Your objective —
Reproduce every line of the listing as written, apart from the pictures.

======== Raw data

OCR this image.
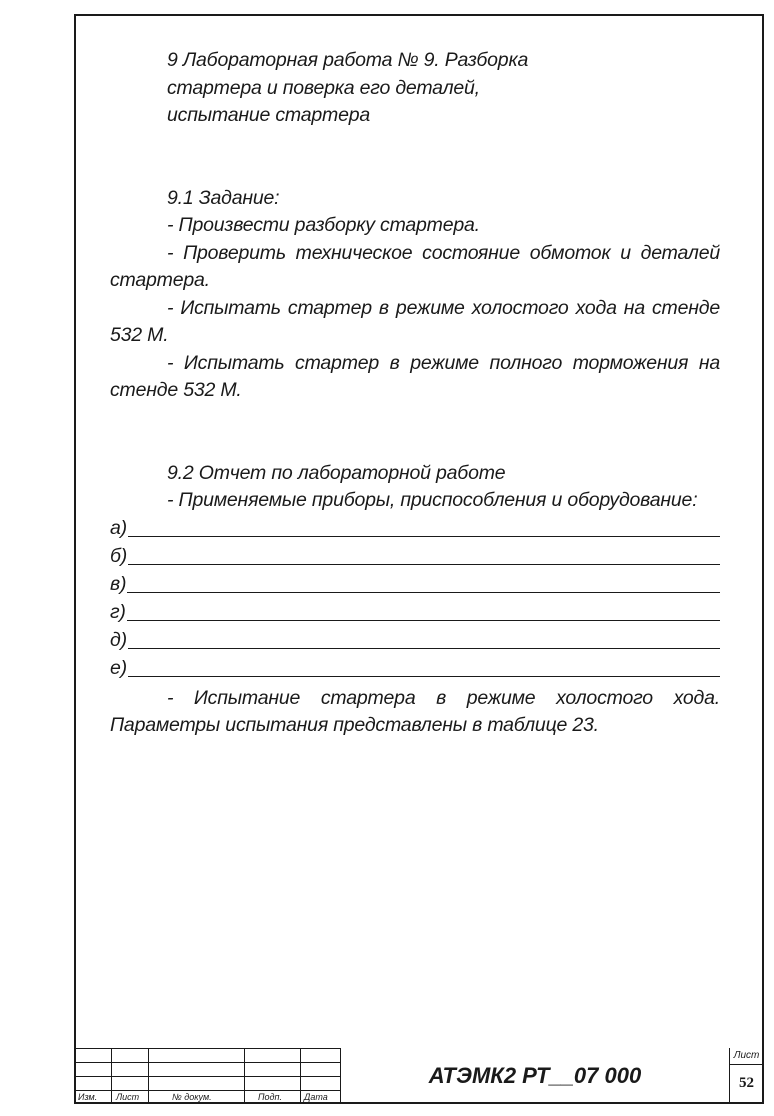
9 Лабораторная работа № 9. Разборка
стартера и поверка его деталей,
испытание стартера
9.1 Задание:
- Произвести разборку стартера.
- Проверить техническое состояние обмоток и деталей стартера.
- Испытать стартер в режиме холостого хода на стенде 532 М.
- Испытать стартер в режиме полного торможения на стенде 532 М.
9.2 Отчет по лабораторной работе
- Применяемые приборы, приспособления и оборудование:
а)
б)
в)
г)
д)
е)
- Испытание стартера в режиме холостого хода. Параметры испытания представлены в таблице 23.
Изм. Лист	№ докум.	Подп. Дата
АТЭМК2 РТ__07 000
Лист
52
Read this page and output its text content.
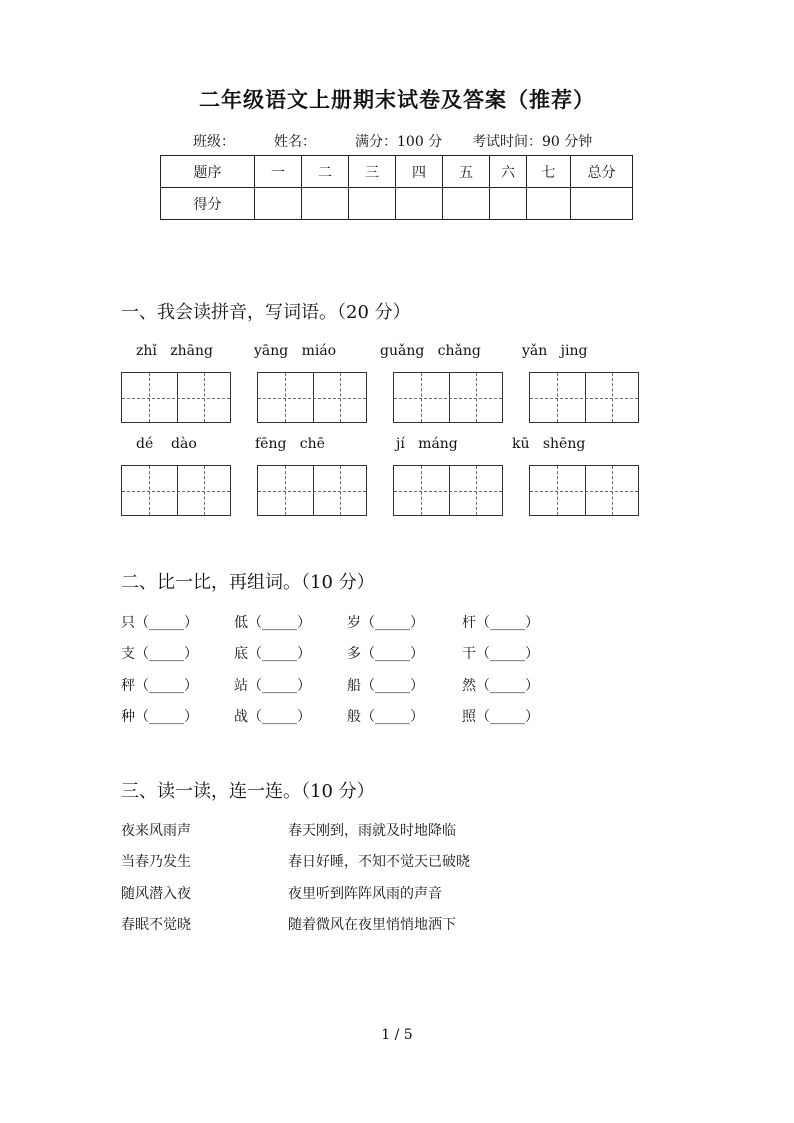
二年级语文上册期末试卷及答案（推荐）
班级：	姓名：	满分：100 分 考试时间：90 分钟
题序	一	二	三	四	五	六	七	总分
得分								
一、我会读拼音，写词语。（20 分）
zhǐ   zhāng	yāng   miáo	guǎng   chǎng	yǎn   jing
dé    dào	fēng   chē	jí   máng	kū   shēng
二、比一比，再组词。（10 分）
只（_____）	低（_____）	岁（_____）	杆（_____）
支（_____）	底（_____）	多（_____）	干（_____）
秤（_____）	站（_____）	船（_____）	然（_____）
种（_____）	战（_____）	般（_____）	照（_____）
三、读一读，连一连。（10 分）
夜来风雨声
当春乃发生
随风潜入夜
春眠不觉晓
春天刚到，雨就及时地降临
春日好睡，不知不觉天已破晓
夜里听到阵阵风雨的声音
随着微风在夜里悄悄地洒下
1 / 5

================

Worked solution —
OCR this image.
9 Лабораторная работа № 9. Разборка
стартера и поверка его деталей,
испытание стартера
9.1 Задание:
- Произвести разборку стартера.
- Проверить техническое состояние обмоток и деталей стартера.
- Испытать стартер в режиме холостого хода на стенде 532 М.
- Испытать стартер в режиме полного торможения на стенде 532 М.
9.2 Отчет по лабораторной работе
- Применяемые приборы, приспособления и оборудование:
а)
б)
в)
г)
д)
е)
- Испытание стартера в режиме холостого хода. Параметры испытания представлены в таблице 23.
Изм. Лист	№ докум.	Подп. Дата
АТЭМК2 РТ__07 000
Лист
52
Read this page and output its text content.
二年级语文上册期末试卷及答案（推荐）
班级：	姓名：	满分：100 分 考试时间：90 分钟
题序	一	二	三	四	五	六	七	总分
得分								
一、我会读拼音，写词语。（20 分）
zhǐ   zhāng	yāng   miáo	guǎng   chǎng	yǎn   jing
dé    dào	fēng   chē	jí   máng	kū   shēng
二、比一比，再组词。（10 分）
只（_____）	低（_____）	岁（_____）	杆（_____）
支（_____）	底（_____）	多（_____）	干（_____）
秤（_____）	站（_____）	船（_____）	然（_____）
种（_____）	战（_____）	般（_____）	照（_____）
三、读一读，连一连。（10 分）
夜来风雨声
当春乃发生
随风潜入夜
春眠不觉晓
春天刚到，雨就及时地降临
春日好睡，不知不觉天已破晓
夜里听到阵阵风雨的声音
随着微风在夜里悄悄地洒下
1 / 5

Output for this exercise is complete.